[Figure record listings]
□ □ □

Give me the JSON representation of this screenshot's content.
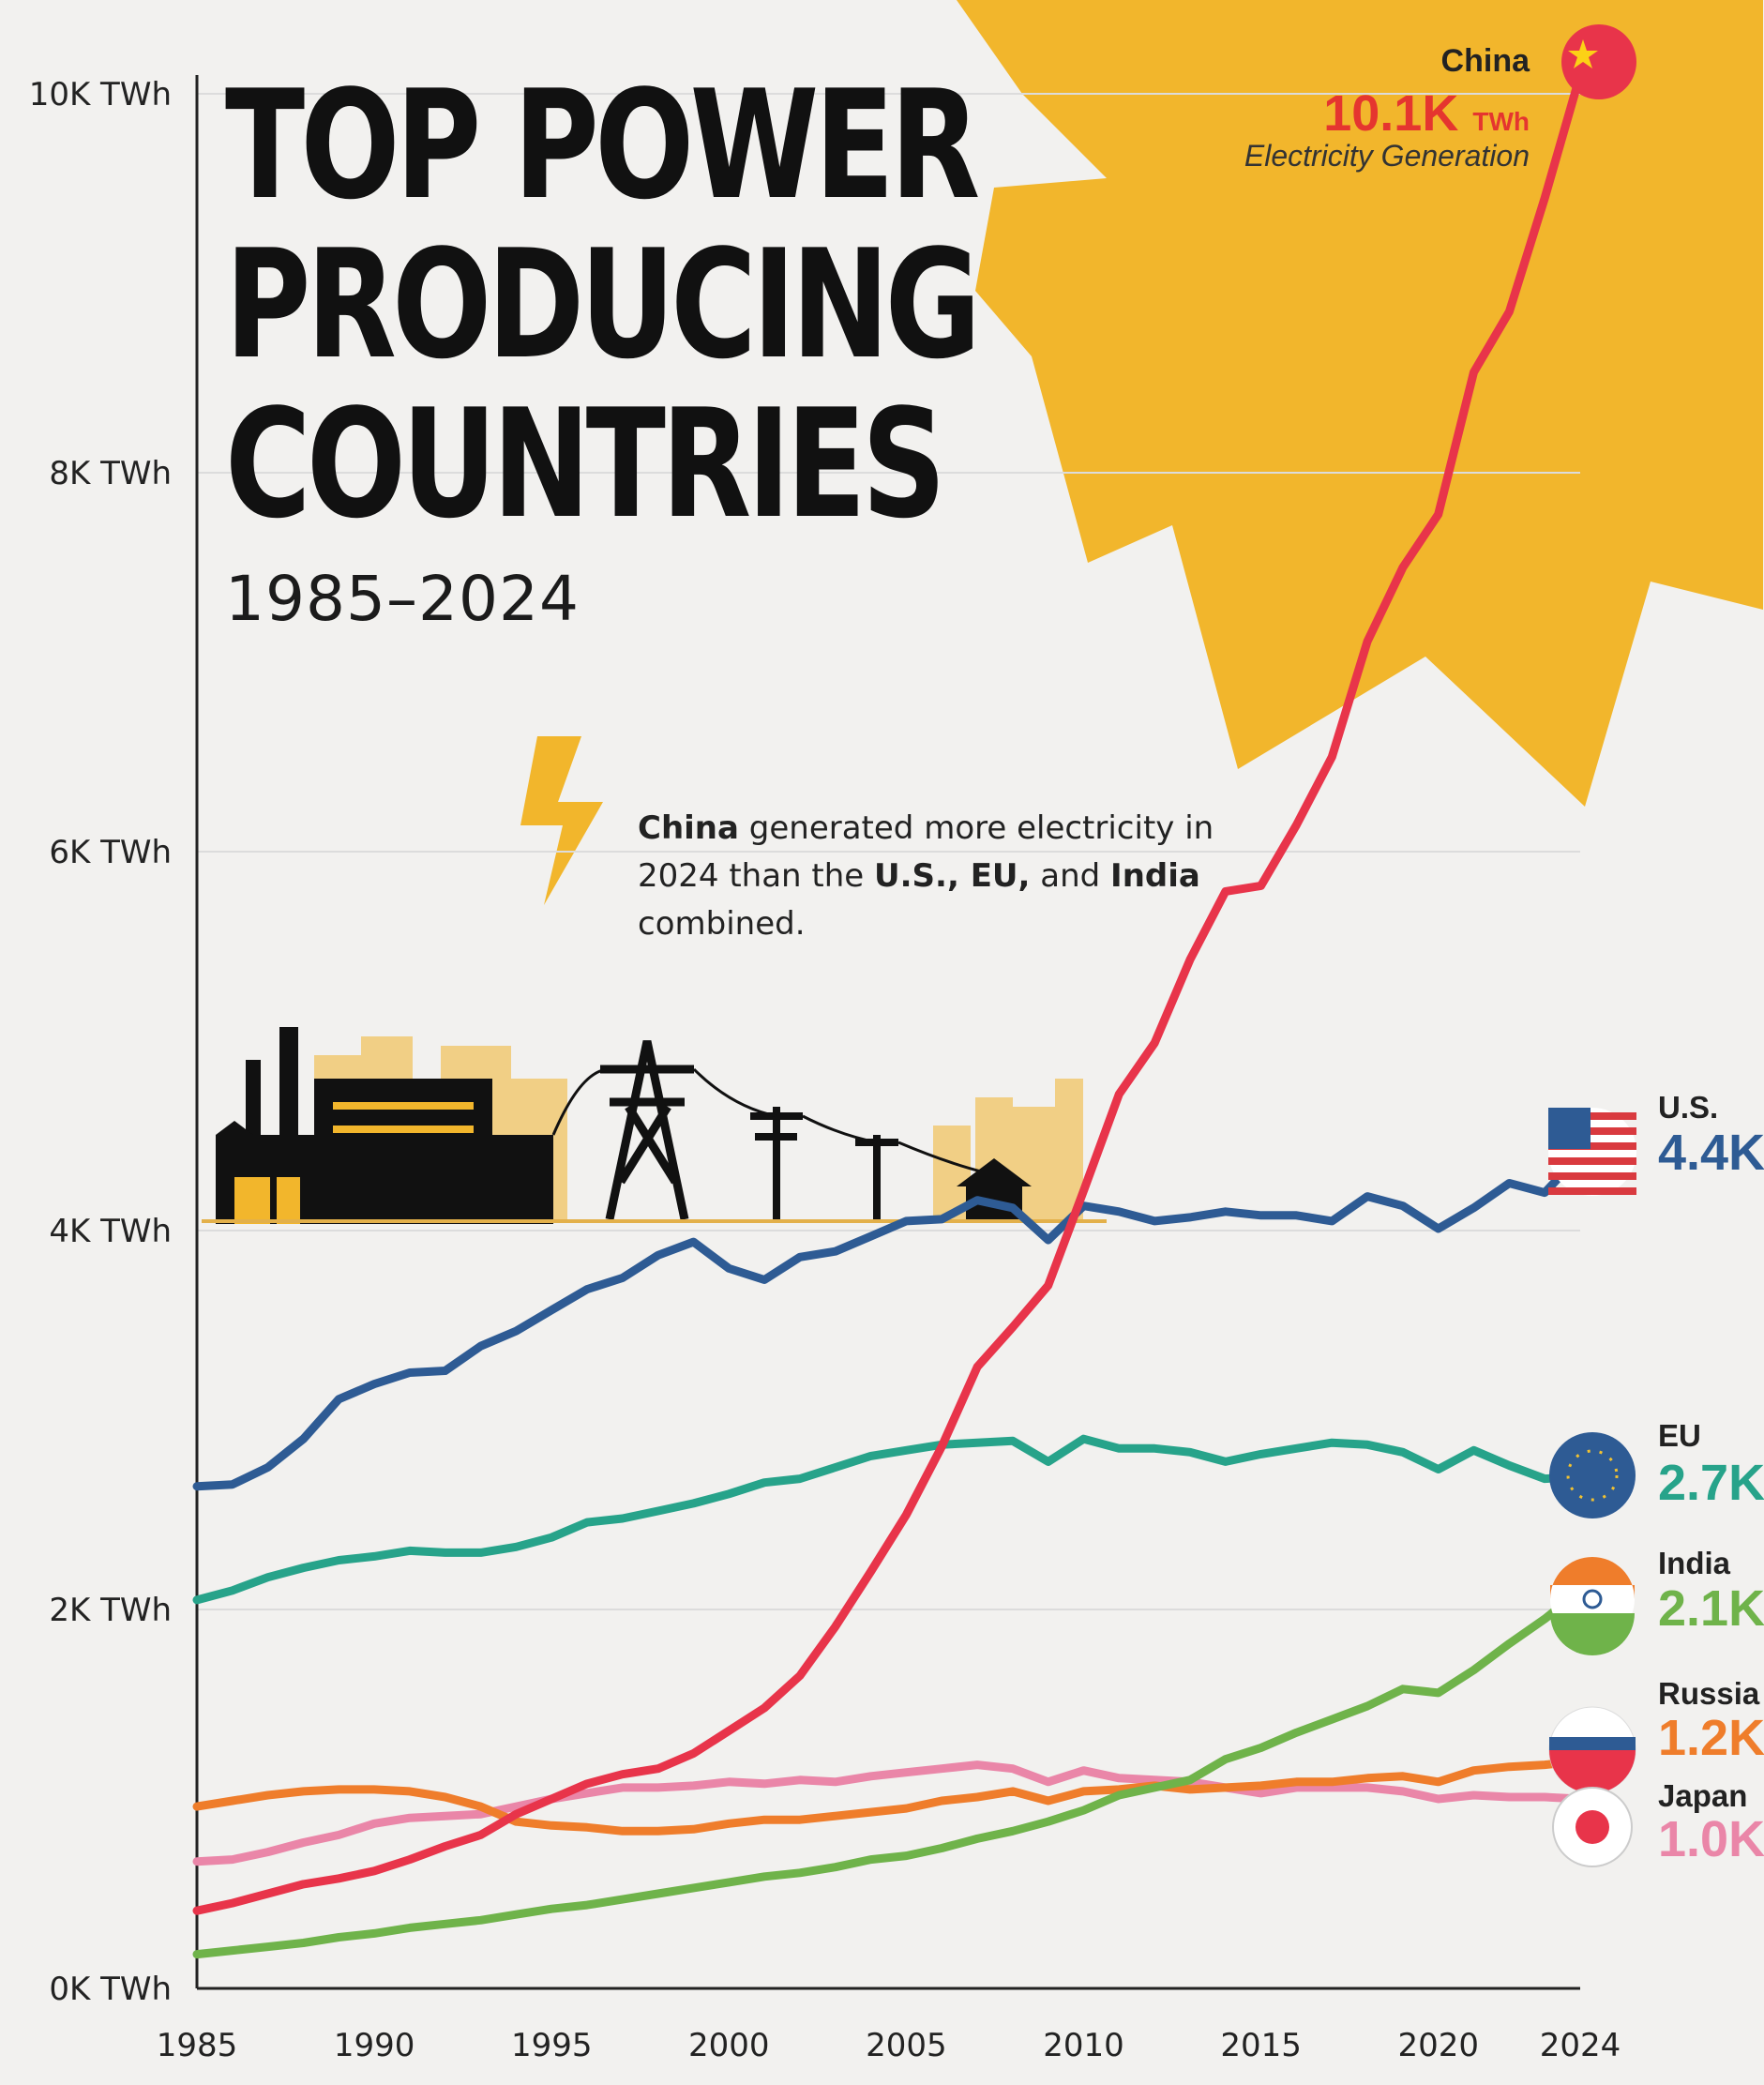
{
  "title_lines": [
    "TOP POWER",
    "PRODUCING",
    "COUNTRIES"
  ],
  "subtitle": "1985–2024",
  "callout": {
    "p1_bold": "China",
    "p1_text": " generated more electricity in 2024 than the ",
    "p2_bold": "U.S., EU,",
    "p2_text": " and ",
    "p3_bold": "India",
    "p3_text": " combined."
  },
  "china_label": {
    "name": "China",
    "value": "10.1K",
    "unit": "TWh",
    "note": "Electricity Generation"
  },
  "end_labels": [
    {
      "key": "us",
      "name": "U.S.",
      "value": "4.4K"
    },
    {
      "key": "eu",
      "name": "EU",
      "value": "2.7K"
    },
    {
      "key": "india",
      "name": "India",
      "value": "2.1K"
    },
    {
      "key": "russia",
      "name": "Russia",
      "value": "1.2K"
    },
    {
      "key": "japan",
      "name": "Japan",
      "value": "1.0K"
    }
  ],
  "icons": [
    "lightning-bolt-icon",
    "factory-icon",
    "power-pylon-icon",
    "utility-pole-icon",
    "house-icon",
    "china-flag-icon",
    "us-flag-icon",
    "eu-flag-icon",
    "india-flag-icon",
    "russia-flag-icon",
    "japan-flag-icon",
    "sun-burst-icon"
  ],
  "chart_data": {
    "type": "line",
    "title": "TOP POWER PRODUCING COUNTRIES",
    "subtitle": "1985–2024",
    "ylabel": "",
    "xlabel": "",
    "ylim": [
      0,
      10000
    ],
    "xlim": [
      1985,
      2024
    ],
    "yticks": [
      0,
      2000,
      4000,
      6000,
      8000,
      10000
    ],
    "ytick_labels": [
      "0K TWh",
      "2K TWh",
      "4K TWh",
      "6K TWh",
      "8K TWh",
      "10K TWh"
    ],
    "xticks": [
      1985,
      1990,
      1995,
      2000,
      2005,
      2010,
      2015,
      2020,
      2024
    ],
    "xtick_labels": [
      "1985",
      "1990",
      "1995",
      "2000",
      "2005",
      "2010",
      "2015",
      "2020",
      "2024"
    ],
    "grid": true,
    "series": [
      {
        "name": "China",
        "color": "#e8344a",
        "x": [
          1985,
          1986,
          1987,
          1988,
          1989,
          1990,
          1991,
          1992,
          1993,
          1994,
          1995,
          1996,
          1997,
          1998,
          1999,
          2000,
          2001,
          2002,
          2003,
          2004,
          2005,
          2006,
          2007,
          2008,
          2009,
          2010,
          2011,
          2012,
          2013,
          2014,
          2015,
          2016,
          2017,
          2018,
          2019,
          2020,
          2021,
          2022,
          2023,
          2024
        ],
        "y": [
          410,
          450,
          500,
          550,
          580,
          620,
          680,
          750,
          810,
          920,
          1000,
          1080,
          1130,
          1160,
          1240,
          1360,
          1480,
          1650,
          1910,
          2200,
          2500,
          2860,
          3280,
          3490,
          3710,
          4210,
          4720,
          4990,
          5430,
          5790,
          5820,
          6140,
          6500,
          7110,
          7500,
          7780,
          8530,
          8850,
          9450,
          10100
        ]
      },
      {
        "name": "U.S.",
        "color": "#2e5b94",
        "x": [
          1985,
          1986,
          1987,
          1988,
          1989,
          1990,
          1991,
          1992,
          1993,
          1994,
          1995,
          1996,
          1997,
          1998,
          1999,
          2000,
          2001,
          2002,
          2003,
          2004,
          2005,
          2006,
          2007,
          2008,
          2009,
          2010,
          2011,
          2012,
          2013,
          2014,
          2015,
          2016,
          2017,
          2018,
          2019,
          2020,
          2021,
          2022,
          2023,
          2024
        ],
        "y": [
          2650,
          2660,
          2750,
          2900,
          3110,
          3190,
          3250,
          3260,
          3390,
          3470,
          3580,
          3690,
          3750,
          3870,
          3940,
          3800,
          3740,
          3860,
          3890,
          3970,
          4050,
          4060,
          4160,
          4120,
          3950,
          4130,
          4100,
          4050,
          4070,
          4100,
          4080,
          4080,
          4050,
          4180,
          4130,
          4010,
          4120,
          4250,
          4200,
          4400
        ]
      },
      {
        "name": "EU",
        "color": "#27a38a",
        "x": [
          1985,
          1986,
          1987,
          1988,
          1989,
          1990,
          1991,
          1992,
          1993,
          1994,
          1995,
          1996,
          1997,
          1998,
          1999,
          2000,
          2001,
          2002,
          2003,
          2004,
          2005,
          2006,
          2007,
          2008,
          2009,
          2010,
          2011,
          2012,
          2013,
          2014,
          2015,
          2016,
          2017,
          2018,
          2019,
          2020,
          2021,
          2022,
          2023,
          2024
        ],
        "y": [
          2050,
          2100,
          2170,
          2220,
          2260,
          2280,
          2310,
          2300,
          2300,
          2330,
          2380,
          2460,
          2480,
          2520,
          2560,
          2610,
          2670,
          2690,
          2750,
          2810,
          2840,
          2870,
          2880,
          2890,
          2780,
          2900,
          2850,
          2850,
          2830,
          2780,
          2820,
          2850,
          2880,
          2870,
          2830,
          2740,
          2840,
          2760,
          2690,
          2700
        ]
      },
      {
        "name": "India",
        "color": "#6fb34a",
        "x": [
          1985,
          1986,
          1987,
          1988,
          1989,
          1990,
          1991,
          1992,
          1993,
          1994,
          1995,
          1996,
          1997,
          1998,
          1999,
          2000,
          2001,
          2002,
          2003,
          2004,
          2005,
          2006,
          2007,
          2008,
          2009,
          2010,
          2011,
          2012,
          2013,
          2014,
          2015,
          2016,
          2017,
          2018,
          2019,
          2020,
          2021,
          2022,
          2023,
          2024
        ],
        "y": [
          180,
          200,
          220,
          240,
          270,
          290,
          320,
          340,
          360,
          390,
          420,
          440,
          470,
          500,
          530,
          560,
          590,
          610,
          640,
          680,
          700,
          740,
          790,
          830,
          880,
          940,
          1020,
          1060,
          1100,
          1210,
          1270,
          1350,
          1420,
          1490,
          1580,
          1560,
          1680,
          1820,
          1950,
          2100
        ]
      },
      {
        "name": "Russia",
        "color": "#ef7d2b",
        "x": [
          1985,
          1986,
          1987,
          1988,
          1989,
          1990,
          1991,
          1992,
          1993,
          1994,
          1995,
          1996,
          1997,
          1998,
          1999,
          2000,
          2001,
          2002,
          2003,
          2004,
          2005,
          2006,
          2007,
          2008,
          2009,
          2010,
          2011,
          2012,
          2013,
          2014,
          2015,
          2016,
          2017,
          2018,
          2019,
          2020,
          2021,
          2022,
          2023,
          2024
        ],
        "y": [
          960,
          990,
          1020,
          1040,
          1050,
          1050,
          1040,
          1010,
          960,
          880,
          860,
          850,
          830,
          830,
          840,
          870,
          890,
          890,
          910,
          930,
          950,
          990,
          1010,
          1040,
          990,
          1040,
          1050,
          1070,
          1050,
          1060,
          1070,
          1090,
          1090,
          1110,
          1120,
          1090,
          1150,
          1170,
          1180,
          1200
        ]
      },
      {
        "name": "Japan",
        "color": "#ea86a8",
        "x": [
          1985,
          1986,
          1987,
          1988,
          1989,
          1990,
          1991,
          1992,
          1993,
          1994,
          1995,
          1996,
          1997,
          1998,
          1999,
          2000,
          2001,
          2002,
          2003,
          2004,
          2005,
          2006,
          2007,
          2008,
          2009,
          2010,
          2011,
          2012,
          2013,
          2014,
          2015,
          2016,
          2017,
          2018,
          2019,
          2020,
          2021,
          2022,
          2023,
          2024
        ],
        "y": [
          670,
          680,
          720,
          770,
          810,
          870,
          900,
          910,
          920,
          960,
          1000,
          1030,
          1060,
          1060,
          1070,
          1090,
          1080,
          1100,
          1090,
          1120,
          1140,
          1160,
          1180,
          1160,
          1090,
          1150,
          1110,
          1100,
          1090,
          1060,
          1030,
          1060,
          1060,
          1060,
          1040,
          1000,
          1020,
          1010,
          1010,
          1000
        ]
      }
    ]
  }
}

□ □ □

** The request **
In the records above, find the lines containing "color" and copy them.

** Expected output **
        "color": "#e8344a",
        "color": "#2e5b94",
        "color": "#27a38a",
        "color": "#6fb34a",
        "color": "#ef7d2b",
        "color": "#ea86a8",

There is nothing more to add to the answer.